Your task is to write out exactly the lines from the line containing "What data was" through the end of the records, inclusive at both ends.

(Dataset rows)
• • •

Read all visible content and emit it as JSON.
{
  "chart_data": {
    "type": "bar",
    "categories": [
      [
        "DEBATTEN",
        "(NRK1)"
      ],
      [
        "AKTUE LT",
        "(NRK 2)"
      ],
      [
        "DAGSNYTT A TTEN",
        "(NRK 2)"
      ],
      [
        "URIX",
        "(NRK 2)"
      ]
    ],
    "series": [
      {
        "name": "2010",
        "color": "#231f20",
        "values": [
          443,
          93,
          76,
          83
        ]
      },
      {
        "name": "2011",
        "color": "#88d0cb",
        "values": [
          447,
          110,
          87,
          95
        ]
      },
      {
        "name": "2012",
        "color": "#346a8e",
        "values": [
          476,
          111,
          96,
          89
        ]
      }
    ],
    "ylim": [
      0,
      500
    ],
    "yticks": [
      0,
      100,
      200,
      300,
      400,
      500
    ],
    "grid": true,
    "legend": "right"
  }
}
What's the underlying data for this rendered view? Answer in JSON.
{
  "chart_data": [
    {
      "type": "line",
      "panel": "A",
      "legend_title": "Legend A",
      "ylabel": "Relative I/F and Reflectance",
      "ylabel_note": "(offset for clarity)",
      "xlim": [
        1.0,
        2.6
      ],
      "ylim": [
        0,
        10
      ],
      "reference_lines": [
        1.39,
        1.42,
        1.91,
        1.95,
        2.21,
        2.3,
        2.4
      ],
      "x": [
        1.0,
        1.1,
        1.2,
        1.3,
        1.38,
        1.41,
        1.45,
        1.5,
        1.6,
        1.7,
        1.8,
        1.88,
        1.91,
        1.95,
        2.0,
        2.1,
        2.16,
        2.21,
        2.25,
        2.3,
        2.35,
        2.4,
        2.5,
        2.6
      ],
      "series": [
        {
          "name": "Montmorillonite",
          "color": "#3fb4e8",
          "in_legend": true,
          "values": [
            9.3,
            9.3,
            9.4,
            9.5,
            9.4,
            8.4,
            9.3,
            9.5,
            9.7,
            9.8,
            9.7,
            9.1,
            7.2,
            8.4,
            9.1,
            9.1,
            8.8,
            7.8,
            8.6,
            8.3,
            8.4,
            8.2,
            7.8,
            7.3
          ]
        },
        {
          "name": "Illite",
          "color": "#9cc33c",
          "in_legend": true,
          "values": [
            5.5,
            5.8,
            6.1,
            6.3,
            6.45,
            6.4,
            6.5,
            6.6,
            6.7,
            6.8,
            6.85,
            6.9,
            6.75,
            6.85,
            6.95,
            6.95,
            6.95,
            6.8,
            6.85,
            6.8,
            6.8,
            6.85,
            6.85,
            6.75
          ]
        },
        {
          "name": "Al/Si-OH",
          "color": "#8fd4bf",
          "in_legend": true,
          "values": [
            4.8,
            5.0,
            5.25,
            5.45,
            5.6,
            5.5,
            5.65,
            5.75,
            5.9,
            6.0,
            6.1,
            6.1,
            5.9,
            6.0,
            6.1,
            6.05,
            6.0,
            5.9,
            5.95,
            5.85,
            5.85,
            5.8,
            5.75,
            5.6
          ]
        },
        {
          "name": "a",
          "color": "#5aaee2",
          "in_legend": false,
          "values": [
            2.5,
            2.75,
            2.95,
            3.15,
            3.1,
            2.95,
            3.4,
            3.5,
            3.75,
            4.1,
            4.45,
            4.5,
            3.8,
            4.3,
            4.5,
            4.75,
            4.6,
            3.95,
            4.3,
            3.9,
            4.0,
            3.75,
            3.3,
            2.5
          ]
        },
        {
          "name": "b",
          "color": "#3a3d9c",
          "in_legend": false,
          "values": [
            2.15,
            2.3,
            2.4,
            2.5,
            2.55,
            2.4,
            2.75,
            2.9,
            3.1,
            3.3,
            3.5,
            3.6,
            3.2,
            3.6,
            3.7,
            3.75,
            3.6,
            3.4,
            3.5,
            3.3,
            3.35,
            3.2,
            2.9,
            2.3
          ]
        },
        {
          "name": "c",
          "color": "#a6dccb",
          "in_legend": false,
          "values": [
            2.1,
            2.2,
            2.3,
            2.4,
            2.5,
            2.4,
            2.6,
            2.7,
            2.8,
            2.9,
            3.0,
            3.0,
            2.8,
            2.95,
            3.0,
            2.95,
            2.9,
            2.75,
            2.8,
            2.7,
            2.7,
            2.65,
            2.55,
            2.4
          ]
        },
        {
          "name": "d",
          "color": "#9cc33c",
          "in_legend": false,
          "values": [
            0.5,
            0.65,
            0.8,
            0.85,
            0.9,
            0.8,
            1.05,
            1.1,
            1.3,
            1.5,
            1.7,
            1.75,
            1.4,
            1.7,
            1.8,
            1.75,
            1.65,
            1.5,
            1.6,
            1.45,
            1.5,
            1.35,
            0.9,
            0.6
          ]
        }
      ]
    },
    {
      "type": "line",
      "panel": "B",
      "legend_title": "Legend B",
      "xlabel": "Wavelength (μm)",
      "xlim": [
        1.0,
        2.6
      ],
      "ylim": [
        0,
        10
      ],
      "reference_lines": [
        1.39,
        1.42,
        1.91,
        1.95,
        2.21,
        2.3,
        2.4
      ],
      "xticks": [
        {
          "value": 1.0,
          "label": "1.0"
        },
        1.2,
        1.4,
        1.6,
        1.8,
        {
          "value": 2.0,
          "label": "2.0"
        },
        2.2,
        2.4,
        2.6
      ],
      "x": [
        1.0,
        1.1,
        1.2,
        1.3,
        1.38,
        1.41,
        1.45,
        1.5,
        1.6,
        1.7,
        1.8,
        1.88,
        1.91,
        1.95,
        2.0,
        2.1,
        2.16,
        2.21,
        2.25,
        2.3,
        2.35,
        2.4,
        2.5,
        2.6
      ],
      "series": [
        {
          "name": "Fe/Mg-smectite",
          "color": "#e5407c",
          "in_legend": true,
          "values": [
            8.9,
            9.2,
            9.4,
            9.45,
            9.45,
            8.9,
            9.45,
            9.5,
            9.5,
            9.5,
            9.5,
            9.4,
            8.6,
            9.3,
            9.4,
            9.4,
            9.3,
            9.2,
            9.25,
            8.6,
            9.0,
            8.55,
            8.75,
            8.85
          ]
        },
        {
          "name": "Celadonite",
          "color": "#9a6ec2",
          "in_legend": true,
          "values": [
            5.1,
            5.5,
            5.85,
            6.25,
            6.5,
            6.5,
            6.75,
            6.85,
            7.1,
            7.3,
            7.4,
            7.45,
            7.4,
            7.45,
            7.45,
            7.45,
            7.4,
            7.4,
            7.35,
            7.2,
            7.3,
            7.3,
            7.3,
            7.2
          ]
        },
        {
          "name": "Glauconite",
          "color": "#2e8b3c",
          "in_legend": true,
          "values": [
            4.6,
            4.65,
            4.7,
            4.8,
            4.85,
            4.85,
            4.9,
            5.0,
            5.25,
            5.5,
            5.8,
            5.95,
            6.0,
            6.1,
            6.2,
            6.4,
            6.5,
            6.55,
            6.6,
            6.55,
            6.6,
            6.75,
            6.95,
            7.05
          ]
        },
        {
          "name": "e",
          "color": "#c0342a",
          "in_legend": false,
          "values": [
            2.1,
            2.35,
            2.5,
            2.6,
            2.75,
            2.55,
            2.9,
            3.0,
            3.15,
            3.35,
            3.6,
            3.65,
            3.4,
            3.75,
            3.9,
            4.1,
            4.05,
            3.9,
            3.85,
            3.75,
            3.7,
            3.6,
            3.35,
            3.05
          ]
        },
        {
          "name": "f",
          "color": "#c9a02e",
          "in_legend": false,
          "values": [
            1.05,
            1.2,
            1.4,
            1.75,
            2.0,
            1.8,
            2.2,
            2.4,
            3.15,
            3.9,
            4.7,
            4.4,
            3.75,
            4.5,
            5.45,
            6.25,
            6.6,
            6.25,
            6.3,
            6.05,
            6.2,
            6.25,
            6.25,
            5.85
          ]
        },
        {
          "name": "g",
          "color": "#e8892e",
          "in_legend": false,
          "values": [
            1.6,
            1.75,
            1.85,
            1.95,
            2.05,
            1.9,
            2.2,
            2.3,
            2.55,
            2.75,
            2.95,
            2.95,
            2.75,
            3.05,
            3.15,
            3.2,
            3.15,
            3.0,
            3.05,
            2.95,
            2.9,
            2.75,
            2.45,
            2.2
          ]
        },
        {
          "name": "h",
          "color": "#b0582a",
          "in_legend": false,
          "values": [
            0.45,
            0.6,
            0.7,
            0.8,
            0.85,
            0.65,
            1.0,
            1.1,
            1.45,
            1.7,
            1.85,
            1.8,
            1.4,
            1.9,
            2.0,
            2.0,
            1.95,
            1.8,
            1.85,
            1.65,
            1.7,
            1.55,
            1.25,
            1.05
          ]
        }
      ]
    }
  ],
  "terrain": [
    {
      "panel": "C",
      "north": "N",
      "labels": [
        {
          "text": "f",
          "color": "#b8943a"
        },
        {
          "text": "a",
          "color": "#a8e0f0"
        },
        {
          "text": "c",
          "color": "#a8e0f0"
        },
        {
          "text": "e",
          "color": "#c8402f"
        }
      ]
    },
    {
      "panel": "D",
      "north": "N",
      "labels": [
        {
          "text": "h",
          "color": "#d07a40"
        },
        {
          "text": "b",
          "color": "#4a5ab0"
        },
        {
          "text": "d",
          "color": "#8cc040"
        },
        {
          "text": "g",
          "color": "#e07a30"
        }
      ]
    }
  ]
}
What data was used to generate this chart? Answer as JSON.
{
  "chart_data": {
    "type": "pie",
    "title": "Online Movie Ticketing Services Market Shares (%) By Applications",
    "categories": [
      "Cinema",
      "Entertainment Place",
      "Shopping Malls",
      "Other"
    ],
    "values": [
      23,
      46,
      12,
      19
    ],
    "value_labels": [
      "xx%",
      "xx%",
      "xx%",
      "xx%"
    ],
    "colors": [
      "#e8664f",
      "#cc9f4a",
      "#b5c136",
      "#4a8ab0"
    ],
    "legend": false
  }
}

• • •

Written answer:
What data was used to generate this chart? Answer as JSON.
{
  "chart_data": {
    "type": "pie",
    "title": "Online Movie Ticketing Services Market Shares (%) By Applications",
    "categories": [
      "Cinema",
      "Entertainment Place",
      "Shopping Malls",
      "Other"
    ],
    "values": [
      23,
      46,
      12,
      19
    ],
    "value_labels": [
      "xx%",
      "xx%",
      "xx%",
      "xx%"
    ],
    "colors": [
      "#e8664f",
      "#cc9f4a",
      "#b5c136",
      "#4a8ab0"
    ],
    "legend": false
  }
}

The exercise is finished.